### PROBLEM TO WORK ON
Make an exact copy of all the entries below, with the pictures left out.

### Stored entries
● ● ● ●
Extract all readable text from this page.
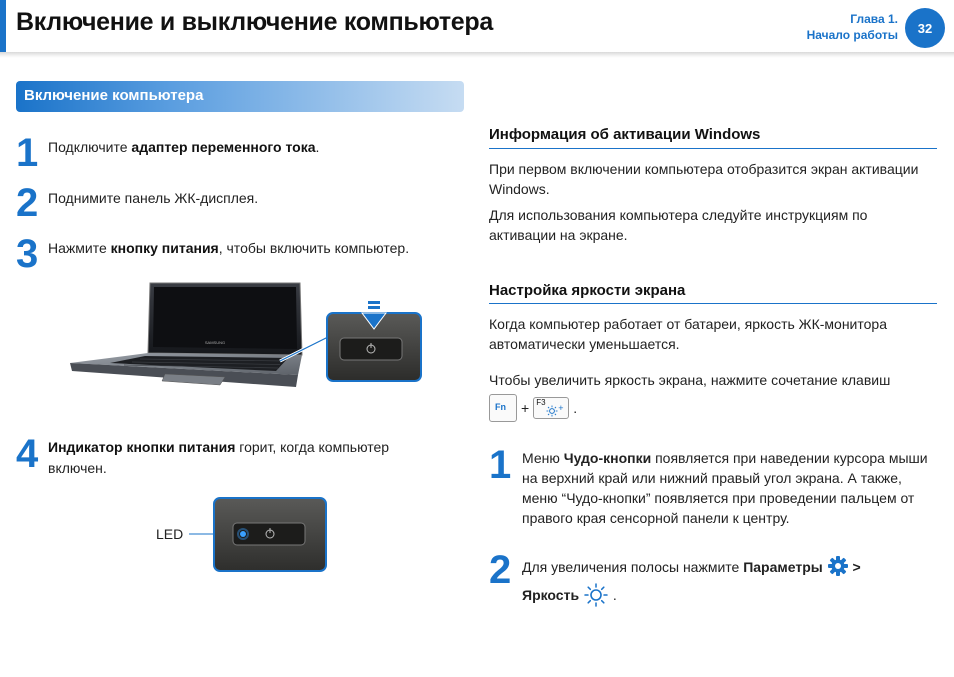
Включение и выключение компьютера	Глава 1.
Начало работы	32
Включение компьютера
1 Подключите адаптер переменного тока.
2 Поднимите панель ЖК-дисплея.
3 Нажмите кнопку питания, чтобы включить компьютер.
SAMSUNG
4 Индикатор кнопки питания горит, когда компьютер включен.
LED
Информация об активации Windows
При первом включении компьютера отобразится экран активации Windows.
Для использования компьютера следуйте инструкциям по активации на экране.
Настройка яркости экрана
Когда компьютер работает от батареи, яркость ЖК-монитора автоматически уменьшается.
Чтобы увеличить яркость экрана, нажмите сочетание клавиш
Fn + F3
+ .
1 Меню Чудо-кнопки появляется при наведении курсора мыши на верхний край или нижний правый угол экрана. А также, меню “Чудо-кнопки” появляется при проведении пальцем от правого края сенсорной панели к центру.
2 Для увеличения полосы нажмите Параметры >
Яркость .
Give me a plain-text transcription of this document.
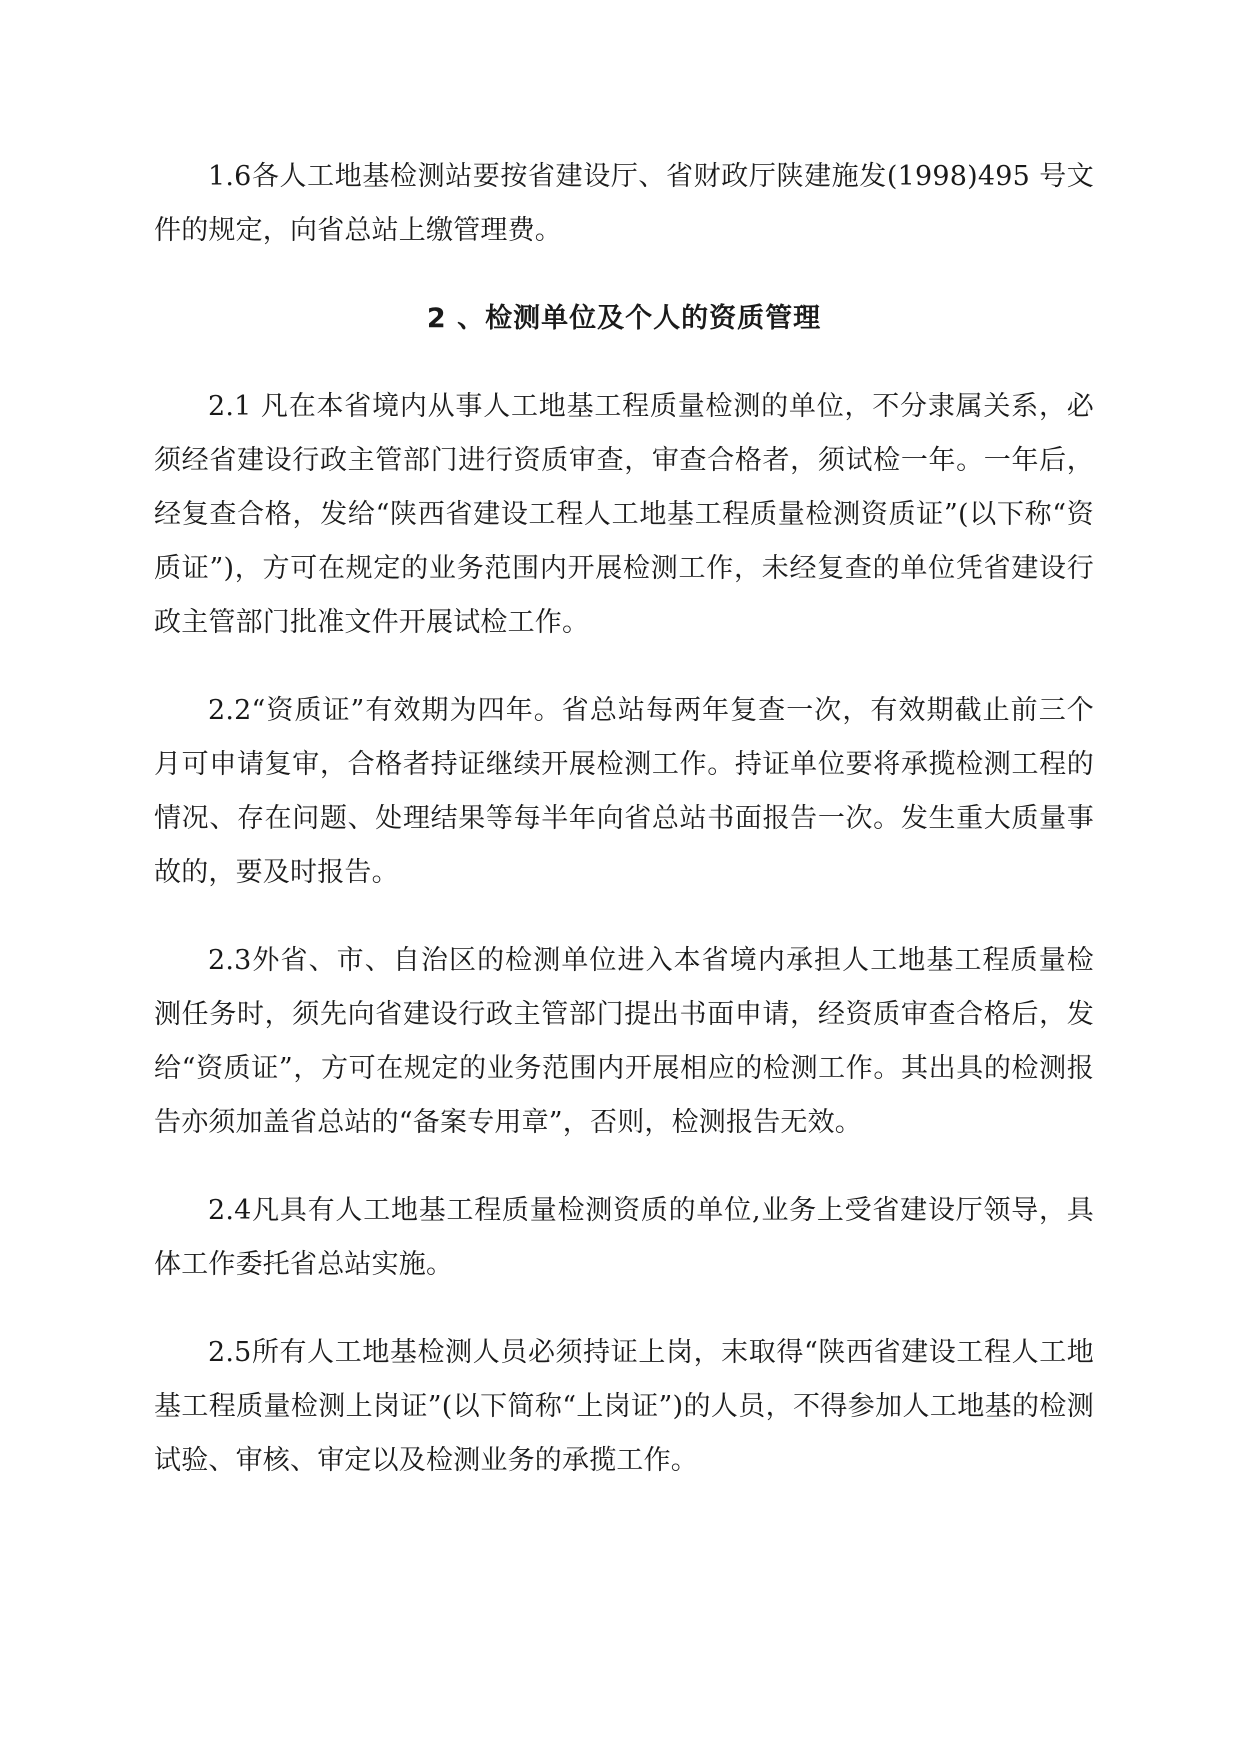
1.6各人工地基检测站要按省建设厅、省财政厅陕建施发(1998)495 号文件的规定，向省总站上缴管理费。

2 、检测单位及个人的资质管理

2.1 凡在本省境内从事人工地基工程质量检测的单位，不分隶属关系，必须经省建设行政主管部门进行资质审查，审查合格者，须试检一年。一年后，经复查合格，发给“陕西省建设工程人工地基工程质量检测资质证”(以下称“资质证”)，方可在规定的业务范围内开展检测工作，未经复查的单位凭省建设行政主管部门批准文件开展试检工作。

2.2“资质证”有效期为四年。省总站每两年复查一次，有效期截止前三个月可申请复审，合格者持证继续开展检测工作。持证单位要将承揽检测工程的情况、存在问题、处理结果等每半年向省总站书面报告一次。发生重大质量事故的，要及时报告。

2.3外省、市、自治区的检测单位进入本省境内承担人工地基工程质量检测任务时，须先向省建设行政主管部门提出书面申请，经资质审查合格后，发给“资质证”，方可在规定的业务范围内开展相应的检测工作。其出具的检测报告亦须加盖省总站的“备案专用章”，否则，检测报告无效。

2.4凡具有人工地基工程质量检测资质的单位,业务上受省建设厅领导，具体工作委托省总站实施。

2.5所有人工地基检测人员必须持证上岗，末取得“陕西省建设工程人工地基工程质量检测上岗证”(以下简称“上岗证”)的人员，不得参加人工地基的检测试验、审核、审定以及检测业务的承揽工作。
● ● ● ●
### THE OUTPUT
Extract all readable text from this page.
Включение и выключение компьютера	Глава 1.
Начало работы	32
Включение компьютера
1 Подключите адаптер переменного тока.
2 Поднимите панель ЖК-дисплея.
3 Нажмите кнопку питания, чтобы включить компьютер.
SAMSUNG
4 Индикатор кнопки питания горит, когда компьютер включен.
LED
Информация об активации Windows
При первом включении компьютера отобразится экран активации Windows.
Для использования компьютера следуйте инструкциям по активации на экране.
Настройка яркости экрана
Когда компьютер работает от батареи, яркость ЖК-монитора автоматически уменьшается.
Чтобы увеличить яркость экрана, нажмите сочетание клавиш
Fn + F3
+ .
1 Меню Чудо-кнопки появляется при наведении курсора мыши на верхний край или нижний правый угол экрана. А также, меню “Чудо-кнопки” появляется при проведении пальцем от правого края сенсорной панели к центру.
2 Для увеличения полосы нажмите Параметры >
Яркость .
Give me a plain-text transcription of this document.
1.6各人工地基检测站要按省建设厅、省财政厅陕建施发(1998)495 号文件的规定，向省总站上缴管理费。

2 、检测单位及个人的资质管理

2.1 凡在本省境内从事人工地基工程质量检测的单位，不分隶属关系，必须经省建设行政主管部门进行资质审查，审查合格者，须试检一年。一年后，经复查合格，发给“陕西省建设工程人工地基工程质量检测资质证”(以下称“资质证”)，方可在规定的业务范围内开展检测工作，未经复查的单位凭省建设行政主管部门批准文件开展试检工作。

2.2“资质证”有效期为四年。省总站每两年复查一次，有效期截止前三个月可申请复审，合格者持证继续开展检测工作。持证单位要将承揽检测工程的情况、存在问题、处理结果等每半年向省总站书面报告一次。发生重大质量事故的，要及时报告。

2.3外省、市、自治区的检测单位进入本省境内承担人工地基工程质量检测任务时，须先向省建设行政主管部门提出书面申请，经资质审查合格后，发给“资质证”，方可在规定的业务范围内开展相应的检测工作。其出具的检测报告亦须加盖省总站的“备案专用章”，否则，检测报告无效。

2.4凡具有人工地基工程质量检测资质的单位,业务上受省建设厅领导，具体工作委托省总站实施。

2.5所有人工地基检测人员必须持证上岗，末取得“陕西省建设工程人工地基工程质量检测上岗证”(以下简称“上岗证”)的人员，不得参加人工地基的检测试验、审核、审定以及检测业务的承揽工作。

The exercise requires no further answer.